>>>>

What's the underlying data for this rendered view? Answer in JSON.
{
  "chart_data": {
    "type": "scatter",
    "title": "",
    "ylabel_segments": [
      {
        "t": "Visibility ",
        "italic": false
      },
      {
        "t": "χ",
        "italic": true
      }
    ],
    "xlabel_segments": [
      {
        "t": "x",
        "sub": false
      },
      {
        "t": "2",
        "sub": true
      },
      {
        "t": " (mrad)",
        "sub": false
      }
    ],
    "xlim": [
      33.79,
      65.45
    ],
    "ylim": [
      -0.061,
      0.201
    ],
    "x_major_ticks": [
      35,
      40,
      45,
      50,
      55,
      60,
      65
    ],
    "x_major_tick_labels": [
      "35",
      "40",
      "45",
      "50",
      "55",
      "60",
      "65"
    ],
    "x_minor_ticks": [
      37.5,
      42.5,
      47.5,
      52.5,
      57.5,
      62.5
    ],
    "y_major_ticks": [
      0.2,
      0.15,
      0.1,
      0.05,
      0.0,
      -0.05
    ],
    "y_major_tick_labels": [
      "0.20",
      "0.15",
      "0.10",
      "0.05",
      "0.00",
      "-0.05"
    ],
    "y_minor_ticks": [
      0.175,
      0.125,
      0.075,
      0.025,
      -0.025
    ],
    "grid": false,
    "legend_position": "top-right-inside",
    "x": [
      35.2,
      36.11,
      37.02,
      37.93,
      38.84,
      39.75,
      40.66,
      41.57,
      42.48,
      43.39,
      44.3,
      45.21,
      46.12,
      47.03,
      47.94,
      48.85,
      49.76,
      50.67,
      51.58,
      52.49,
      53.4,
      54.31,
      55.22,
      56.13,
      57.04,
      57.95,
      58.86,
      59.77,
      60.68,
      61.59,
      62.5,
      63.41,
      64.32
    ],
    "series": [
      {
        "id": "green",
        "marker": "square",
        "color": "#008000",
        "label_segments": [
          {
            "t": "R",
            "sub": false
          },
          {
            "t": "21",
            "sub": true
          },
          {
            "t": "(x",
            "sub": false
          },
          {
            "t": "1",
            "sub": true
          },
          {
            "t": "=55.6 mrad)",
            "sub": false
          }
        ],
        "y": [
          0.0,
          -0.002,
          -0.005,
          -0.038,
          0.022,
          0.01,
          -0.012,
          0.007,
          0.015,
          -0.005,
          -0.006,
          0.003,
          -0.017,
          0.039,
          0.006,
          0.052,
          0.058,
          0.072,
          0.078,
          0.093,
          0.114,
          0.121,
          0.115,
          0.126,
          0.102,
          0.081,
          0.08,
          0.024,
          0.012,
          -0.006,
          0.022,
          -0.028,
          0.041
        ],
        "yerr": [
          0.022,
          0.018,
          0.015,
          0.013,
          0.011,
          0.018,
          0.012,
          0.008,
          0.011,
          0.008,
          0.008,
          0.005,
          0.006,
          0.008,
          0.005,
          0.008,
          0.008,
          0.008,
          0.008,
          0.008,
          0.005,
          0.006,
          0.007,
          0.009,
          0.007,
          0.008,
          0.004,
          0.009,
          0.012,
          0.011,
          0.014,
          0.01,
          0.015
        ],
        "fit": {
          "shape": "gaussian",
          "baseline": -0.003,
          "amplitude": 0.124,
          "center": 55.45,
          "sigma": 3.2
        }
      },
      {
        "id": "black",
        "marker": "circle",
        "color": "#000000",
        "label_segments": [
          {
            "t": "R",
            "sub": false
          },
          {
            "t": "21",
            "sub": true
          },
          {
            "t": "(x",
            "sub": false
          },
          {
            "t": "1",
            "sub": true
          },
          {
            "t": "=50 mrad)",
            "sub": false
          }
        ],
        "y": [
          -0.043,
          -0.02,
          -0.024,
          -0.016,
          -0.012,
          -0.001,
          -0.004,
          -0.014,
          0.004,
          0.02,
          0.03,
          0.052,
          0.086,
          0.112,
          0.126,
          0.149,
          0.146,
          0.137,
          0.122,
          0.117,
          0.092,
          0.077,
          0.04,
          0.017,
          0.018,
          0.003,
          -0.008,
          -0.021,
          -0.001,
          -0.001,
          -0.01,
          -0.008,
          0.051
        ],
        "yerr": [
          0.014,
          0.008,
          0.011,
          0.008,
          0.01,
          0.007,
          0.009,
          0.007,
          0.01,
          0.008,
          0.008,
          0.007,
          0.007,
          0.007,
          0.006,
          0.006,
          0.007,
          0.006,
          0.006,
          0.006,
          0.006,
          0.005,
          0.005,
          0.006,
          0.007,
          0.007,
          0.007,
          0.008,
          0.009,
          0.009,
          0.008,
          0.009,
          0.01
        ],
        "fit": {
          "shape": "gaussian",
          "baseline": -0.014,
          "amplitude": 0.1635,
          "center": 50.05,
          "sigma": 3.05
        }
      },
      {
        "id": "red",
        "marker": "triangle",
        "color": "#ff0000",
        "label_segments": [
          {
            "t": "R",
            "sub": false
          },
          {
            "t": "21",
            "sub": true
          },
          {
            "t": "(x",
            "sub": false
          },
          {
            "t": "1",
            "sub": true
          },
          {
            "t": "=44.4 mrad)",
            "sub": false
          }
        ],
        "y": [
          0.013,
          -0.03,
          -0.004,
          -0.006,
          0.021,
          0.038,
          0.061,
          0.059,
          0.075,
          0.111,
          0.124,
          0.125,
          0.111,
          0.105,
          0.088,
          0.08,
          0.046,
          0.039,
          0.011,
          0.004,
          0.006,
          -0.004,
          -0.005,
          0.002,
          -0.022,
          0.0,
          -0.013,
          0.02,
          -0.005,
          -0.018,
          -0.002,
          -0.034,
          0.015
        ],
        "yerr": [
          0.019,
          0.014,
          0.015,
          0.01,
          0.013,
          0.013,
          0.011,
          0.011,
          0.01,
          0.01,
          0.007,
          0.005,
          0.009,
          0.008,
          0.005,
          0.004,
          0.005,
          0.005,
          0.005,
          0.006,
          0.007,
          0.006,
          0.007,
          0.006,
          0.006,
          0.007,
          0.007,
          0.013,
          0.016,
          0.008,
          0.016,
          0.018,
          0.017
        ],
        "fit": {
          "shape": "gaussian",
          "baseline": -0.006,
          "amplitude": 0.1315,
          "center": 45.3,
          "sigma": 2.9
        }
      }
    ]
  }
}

<<<<

■ WHAT YOU WILL DO:
Show all lines from the records above where the word "amplitude" occurs.

■ FULL RESPONSE:
          "amplitude": 0.124,
          "amplitude": 0.1635,
          "amplitude": 0.1315,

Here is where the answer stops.